| THE REQUEST |
Without altering anything, output the material below.

INFORMATION SHOWN start

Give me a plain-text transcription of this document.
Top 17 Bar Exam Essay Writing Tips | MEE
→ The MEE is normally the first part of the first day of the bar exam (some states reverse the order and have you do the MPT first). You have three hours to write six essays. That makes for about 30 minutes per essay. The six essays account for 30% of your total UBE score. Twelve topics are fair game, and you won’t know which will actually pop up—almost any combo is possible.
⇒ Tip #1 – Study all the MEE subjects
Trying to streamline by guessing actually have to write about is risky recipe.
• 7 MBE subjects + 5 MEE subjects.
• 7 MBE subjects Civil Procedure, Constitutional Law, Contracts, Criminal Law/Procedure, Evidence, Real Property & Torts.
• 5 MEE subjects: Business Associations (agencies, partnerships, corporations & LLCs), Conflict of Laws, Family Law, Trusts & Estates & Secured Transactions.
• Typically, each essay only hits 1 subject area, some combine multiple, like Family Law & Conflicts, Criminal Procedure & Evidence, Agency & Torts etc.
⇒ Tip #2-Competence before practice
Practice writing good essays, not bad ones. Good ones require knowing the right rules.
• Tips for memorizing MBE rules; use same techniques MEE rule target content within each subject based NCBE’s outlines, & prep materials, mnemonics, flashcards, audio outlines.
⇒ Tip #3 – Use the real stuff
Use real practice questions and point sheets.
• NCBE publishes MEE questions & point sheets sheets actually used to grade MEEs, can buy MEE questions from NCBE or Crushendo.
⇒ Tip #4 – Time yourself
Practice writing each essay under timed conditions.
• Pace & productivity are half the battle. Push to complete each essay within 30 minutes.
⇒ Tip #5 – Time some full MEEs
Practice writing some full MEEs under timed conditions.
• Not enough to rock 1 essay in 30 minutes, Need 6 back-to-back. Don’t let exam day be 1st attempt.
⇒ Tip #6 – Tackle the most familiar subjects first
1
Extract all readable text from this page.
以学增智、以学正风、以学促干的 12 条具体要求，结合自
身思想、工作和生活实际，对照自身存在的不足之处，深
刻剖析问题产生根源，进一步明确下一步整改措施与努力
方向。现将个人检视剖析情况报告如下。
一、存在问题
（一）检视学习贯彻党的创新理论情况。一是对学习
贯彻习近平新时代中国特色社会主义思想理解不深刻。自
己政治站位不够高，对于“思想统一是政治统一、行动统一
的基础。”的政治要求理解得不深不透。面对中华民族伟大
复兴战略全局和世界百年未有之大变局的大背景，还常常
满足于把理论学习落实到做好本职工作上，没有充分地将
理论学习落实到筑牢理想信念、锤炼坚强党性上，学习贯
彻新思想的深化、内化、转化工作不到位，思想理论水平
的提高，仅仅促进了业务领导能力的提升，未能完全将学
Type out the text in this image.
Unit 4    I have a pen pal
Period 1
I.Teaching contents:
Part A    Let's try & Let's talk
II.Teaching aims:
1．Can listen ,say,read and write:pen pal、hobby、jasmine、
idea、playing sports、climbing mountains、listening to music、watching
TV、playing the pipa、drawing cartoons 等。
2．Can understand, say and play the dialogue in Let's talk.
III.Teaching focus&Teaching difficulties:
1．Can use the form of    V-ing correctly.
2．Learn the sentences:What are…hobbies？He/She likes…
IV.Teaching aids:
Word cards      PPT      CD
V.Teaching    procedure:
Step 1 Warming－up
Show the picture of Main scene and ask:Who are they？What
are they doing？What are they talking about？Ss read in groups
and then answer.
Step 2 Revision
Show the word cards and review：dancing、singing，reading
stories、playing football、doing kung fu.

INFORMATION SHOWN end

| RESPONSE |
Give me a plain-text transcription of this document.
Top 17 Bar Exam Essay Writing Tips | MEE
→ The MEE is normally the first part of the first day of the bar exam (some states reverse the order and have you do the MPT first). You have three hours to write six essays. That makes for about 30 minutes per essay. The six essays account for 30% of your total UBE score. Twelve topics are fair game, and you won’t know which will actually pop up—almost any combo is possible.
⇒ Tip #1 – Study all the MEE subjects
Trying to streamline by guessing actually have to write about is risky recipe.
• 7 MBE subjects + 5 MEE subjects.
• 7 MBE subjects Civil Procedure, Constitutional Law, Contracts, Criminal Law/Procedure, Evidence, Real Property & Torts.
• 5 MEE subjects: Business Associations (agencies, partnerships, corporations & LLCs), Conflict of Laws, Family Law, Trusts & Estates & Secured Transactions.
• Typically, each essay only hits 1 subject area, some combine multiple, like Family Law & Conflicts, Criminal Procedure & Evidence, Agency & Torts etc.
⇒ Tip #2-Competence before practice
Practice writing good essays, not bad ones. Good ones require knowing the right rules.
• Tips for memorizing MBE rules; use same techniques MEE rule target content within each subject based NCBE’s outlines, & prep materials, mnemonics, flashcards, audio outlines.
⇒ Tip #3 – Use the real stuff
Use real practice questions and point sheets.
• NCBE publishes MEE questions & point sheets sheets actually used to grade MEEs, can buy MEE questions from NCBE or Crushendo.
⇒ Tip #4 – Time yourself
Practice writing each essay under timed conditions.
• Pace & productivity are half the battle. Push to complete each essay within 30 minutes.
⇒ Tip #5 – Time some full MEEs
Practice writing some full MEEs under timed conditions.
• Not enough to rock 1 essay in 30 minutes, Need 6 back-to-back. Don’t let exam day be 1st attempt.
⇒ Tip #6 – Tackle the most familiar subjects first
1
Extract all readable text from this page.
以学增智、以学正风、以学促干的 12 条具体要求，结合自
身思想、工作和生活实际，对照自身存在的不足之处，深
刻剖析问题产生根源，进一步明确下一步整改措施与努力
方向。现将个人检视剖析情况报告如下。
一、存在问题
（一）检视学习贯彻党的创新理论情况。一是对学习
贯彻习近平新时代中国特色社会主义思想理解不深刻。自
己政治站位不够高，对于“思想统一是政治统一、行动统一
的基础。”的政治要求理解得不深不透。面对中华民族伟大
复兴战略全局和世界百年未有之大变局的大背景，还常常
满足于把理论学习落实到做好本职工作上，没有充分地将
理论学习落实到筑牢理想信念、锤炼坚强党性上，学习贯
彻新思想的深化、内化、转化工作不到位，思想理论水平
的提高，仅仅促进了业务领导能力的提升，未能完全将学
Type out the text in this image.
Unit 4    I have a pen pal
Period 1
I.Teaching contents:
Part A    Let's try & Let's talk
II.Teaching aims:
1．Can listen ,say,read and write:pen pal、hobby、jasmine、
idea、playing sports、climbing mountains、listening to music、watching
TV、playing the pipa、drawing cartoons 等。
2．Can understand, say and play the dialogue in Let's talk.
III.Teaching focus&Teaching difficulties:
1．Can use the form of    V-ing correctly.
2．Learn the sentences:What are…hobbies？He/She likes…
IV.Teaching aids:
Word cards      PPT      CD
V.Teaching    procedure:
Step 1 Warming－up
Show the picture of Main scene and ask:Who are they？What
are they doing？What are they talking about？Ss read in groups
and then answer.
Step 2 Revision
Show the word cards and review：dancing、singing，reading
stories、playing football、doing kung fu.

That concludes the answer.